Data entries:
------
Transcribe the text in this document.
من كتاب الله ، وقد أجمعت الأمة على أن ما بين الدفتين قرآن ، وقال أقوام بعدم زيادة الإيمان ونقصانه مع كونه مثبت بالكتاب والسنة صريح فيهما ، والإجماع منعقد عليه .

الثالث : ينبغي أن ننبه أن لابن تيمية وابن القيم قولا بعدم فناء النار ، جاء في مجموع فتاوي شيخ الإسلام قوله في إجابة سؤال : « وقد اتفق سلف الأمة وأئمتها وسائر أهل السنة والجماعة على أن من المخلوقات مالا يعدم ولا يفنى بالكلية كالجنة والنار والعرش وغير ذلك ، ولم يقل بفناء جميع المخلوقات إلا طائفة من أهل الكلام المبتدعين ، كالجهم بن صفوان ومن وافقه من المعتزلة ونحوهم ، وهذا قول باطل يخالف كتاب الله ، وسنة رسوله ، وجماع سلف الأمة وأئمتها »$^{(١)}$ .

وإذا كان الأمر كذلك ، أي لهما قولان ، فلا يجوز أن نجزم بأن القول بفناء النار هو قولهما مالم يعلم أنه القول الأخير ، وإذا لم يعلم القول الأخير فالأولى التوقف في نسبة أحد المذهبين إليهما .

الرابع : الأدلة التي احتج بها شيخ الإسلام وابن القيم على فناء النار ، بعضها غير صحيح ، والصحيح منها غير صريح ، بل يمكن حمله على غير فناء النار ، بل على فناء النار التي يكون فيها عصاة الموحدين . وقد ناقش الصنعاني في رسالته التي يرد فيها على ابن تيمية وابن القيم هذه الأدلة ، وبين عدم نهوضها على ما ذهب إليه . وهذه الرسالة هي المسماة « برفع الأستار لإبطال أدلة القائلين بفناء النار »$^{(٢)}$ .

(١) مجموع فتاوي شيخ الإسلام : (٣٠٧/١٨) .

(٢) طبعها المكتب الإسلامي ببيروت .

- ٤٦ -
------
Goal
Repeat each record exactly, leaving nothing out.

The output
Transcribe the text in this document.
من كتاب الله ، وقد أجمعت الأمة على أن ما بين الدفتين قرآن ، وقال أقوام بعدم زيادة الإيمان ونقصانه مع كونه مثبت بالكتاب والسنة صريح فيهما ، والإجماع منعقد عليه .

الثالث : ينبغي أن ننبه أن لابن تيمية وابن القيم قولا بعدم فناء النار ، جاء في مجموع فتاوي شيخ الإسلام قوله في إجابة سؤال : « وقد اتفق سلف الأمة وأئمتها وسائر أهل السنة والجماعة على أن من المخلوقات مالا يعدم ولا يفنى بالكلية كالجنة والنار والعرش وغير ذلك ، ولم يقل بفناء جميع المخلوقات إلا طائفة من أهل الكلام المبتدعين ، كالجهم بن صفوان ومن وافقه من المعتزلة ونحوهم ، وهذا قول باطل يخالف كتاب الله ، وسنة رسوله ، وجماع سلف الأمة وأئمتها »$^{(١)}$ .

وإذا كان الأمر كذلك ، أي لهما قولان ، فلا يجوز أن نجزم بأن القول بفناء النار هو قولهما مالم يعلم أنه القول الأخير ، وإذا لم يعلم القول الأخير فالأولى التوقف في نسبة أحد المذهبين إليهما .

الرابع : الأدلة التي احتج بها شيخ الإسلام وابن القيم على فناء النار ، بعضها غير صحيح ، والصحيح منها غير صريح ، بل يمكن حمله على غير فناء النار ، بل على فناء النار التي يكون فيها عصاة الموحدين . وقد ناقش الصنعاني في رسالته التي يرد فيها على ابن تيمية وابن القيم هذه الأدلة ، وبين عدم نهوضها على ما ذهب إليه . وهذه الرسالة هي المسماة « برفع الأستار لإبطال أدلة القائلين بفناء النار »$^{(٢)}$ .

(١) مجموع فتاوي شيخ الإسلام : (٣٠٧/١٨) .

(٢) طبعها المكتب الإسلامي ببيروت .

- ٤٦ -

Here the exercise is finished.